===== Text to read

You are viewing a plain text version of this content. The canonical link for it is here.
Posted to commits@beam.apache.org by jk...@apache.org on 2017/05/19 20:22:32 UTC

[3/4] beam git commit: Comply with byte limit for Datastore Commit.

Comply with byte limit for Datastore Commit.


Project: http://git-wip-us.apache.org/repos/asf/beam/repo
Commit: http://git-wip-us.apache.org/repos/asf/beam/commit/c4d14f8b
Tree: http://git-wip-us.apache.org/repos/asf/beam/tree/c4d14f8b
Diff: http://git-wip-us.apache.org/repos/asf/beam/diff/c4d14f8b

Branch: refs/heads/master
Commit: c4d14f8be7bb72fd653f1ab8e8080fc2b65f6672
Parents: ce00d24
Author: Colin Phipps <cp...@moria.org.uk>
Authored: Tue Apr 25 15:28:28 2017 +0000
Committer: Eugene Kirpichov <ki...@google.com>
Committed: Fri May 19 13:11:17 2017 -0700

----------------------------------------------------------------------
 .../beam/sdk/io/gcp/datastore/DatastoreV1.java  | 16 +++++++++
 .../sdk/io/gcp/datastore/DatastoreV1Test.java   | 34 ++++++++++++++++++++
 2 files changed, 50 insertions(+)

==========
===== Entries provided

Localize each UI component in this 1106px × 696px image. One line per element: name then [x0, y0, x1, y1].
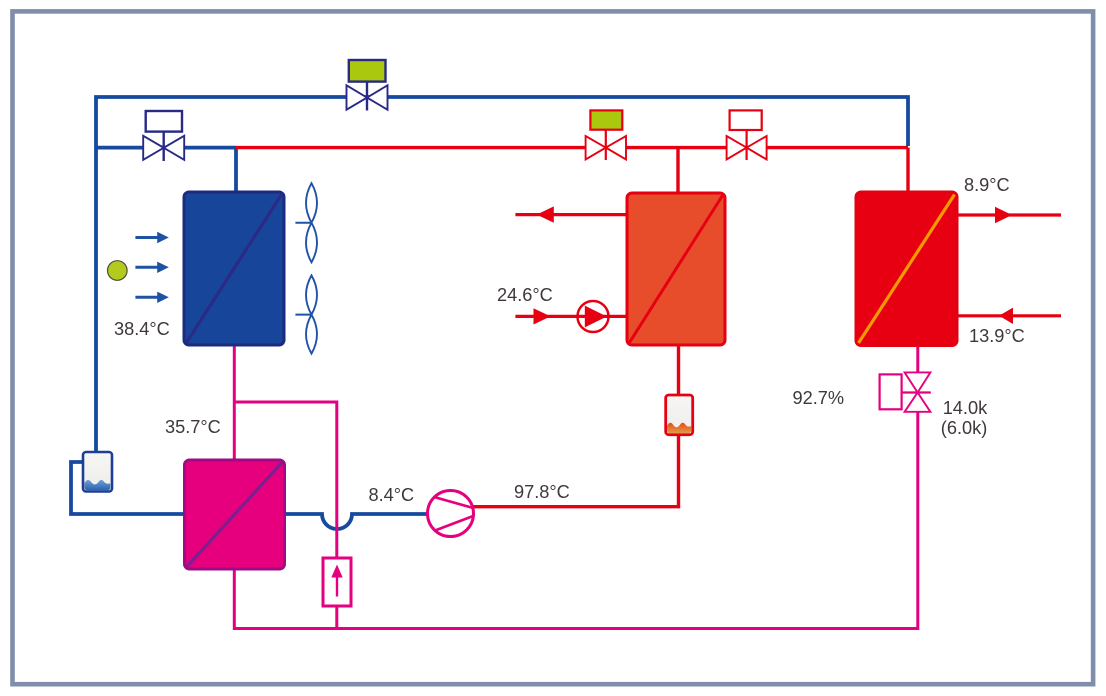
red arrow out left-top: [515, 206, 626, 222]
svg-text:(6.0k): (6.0k): [941, 418, 988, 438]
tank blue (receiver): [83, 452, 112, 492]
wire blue drop to evaporator: [234, 148, 238, 193]
red arrow in right-bottom: [957, 308, 1062, 324]
wire magenta bottom return line: [234, 412, 918, 629]
svg-text:14.0k: 14.0k: [943, 398, 988, 418]
wire magenta evaporator to hx: [233, 345, 236, 461]
fan 1: [295, 183, 317, 262]
wire magenta flow meter to bottom: [335, 605, 338, 629]
wire red main top line: [236, 146, 908, 149]
svg-text:8.4°C: 8.4°C: [369, 485, 415, 505]
air arrow 2: [135, 262, 168, 273]
flow meter (magenta box with up arrow): [323, 558, 351, 606]
wire magenta branch to flow meter: [234, 402, 336, 559]
red arrow out right-top: [957, 207, 1062, 223]
heat exchanger magenta: [185, 460, 285, 569]
valve blue left (with white actuator box): [143, 111, 184, 161]
heat exchanger orange (middle): [627, 193, 725, 345]
sensor green circle: [108, 261, 128, 281]
pump red small (circle with triangle): [578, 301, 609, 332]
svg-text:38.4°C: 38.4°C: [114, 319, 170, 339]
svg-text:97.8°C: 97.8°C: [514, 482, 570, 502]
wire blue outer loop top: [96, 97, 908, 453]
wire blue suction line with hop: [283, 514, 428, 529]
wire blue tank elbow: [71, 462, 186, 514]
heat exchanger blue (evaporator): [184, 192, 284, 345]
red arrow in left-bottom: [515, 308, 626, 324]
svg-text:35.7°C: 35.7°C: [165, 417, 221, 437]
wire red discharge line: [474, 345, 679, 507]
valve red 1 (green actuator box): [586, 110, 626, 160]
fan 2: [295, 275, 317, 353]
valve magenta expansion (vertical, white box at left): [880, 372, 931, 411]
tank red (receiver): [666, 395, 693, 435]
air arrow 1: [135, 232, 168, 243]
valve red 2 (white actuator box): [727, 110, 767, 160]
svg-text:13.9°C: 13.9°C: [969, 326, 1025, 346]
svg-text:24.6°C: 24.6°C: [497, 285, 553, 305]
heat exchanger red (right): [856, 192, 957, 346]
svg-text:92.7%: 92.7%: [793, 388, 845, 408]
wire magenta valve to right hx: [916, 345, 919, 373]
wire red drop to right hx: [906, 148, 909, 193]
pump compressor (magenta circle): [428, 491, 474, 537]
wire red drop to middle hx: [676, 148, 679, 194]
air arrow 3: [135, 292, 168, 303]
valve blue top (with green actuator box): [347, 60, 388, 111]
wire blue second line left: [96, 146, 236, 150]
svg-text:8.9°C: 8.9°C: [964, 175, 1010, 195]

==========

Retype the portion of the commit notice from "Branch: refs/heads/master" to "changed, 50 insertions(+)". The entries have no connection to the commit notice.

Branch: refs/heads/master
Commit: c4d14f8be7bb72fd653f1ab8e8080fc2b65f6672
Parents: ce00d24
Author: Colin Phipps <cp...@moria.org.uk>
Authored: Tue Apr 25 15:28:28 2017 +0000
Committer: Eugene Kirpichov <ki...@google.com>
Committed: Fri May 19 13:11:17 2017 -0700

----------------------------------------------------------------------
 .../beam/sdk/io/gcp/datastore/DatastoreV1.java  | 16 +++++++++
 .../sdk/io/gcp/datastore/DatastoreV1Test.java   | 34 ++++++++++++++++++++
 2 files changed, 50 insertions(+)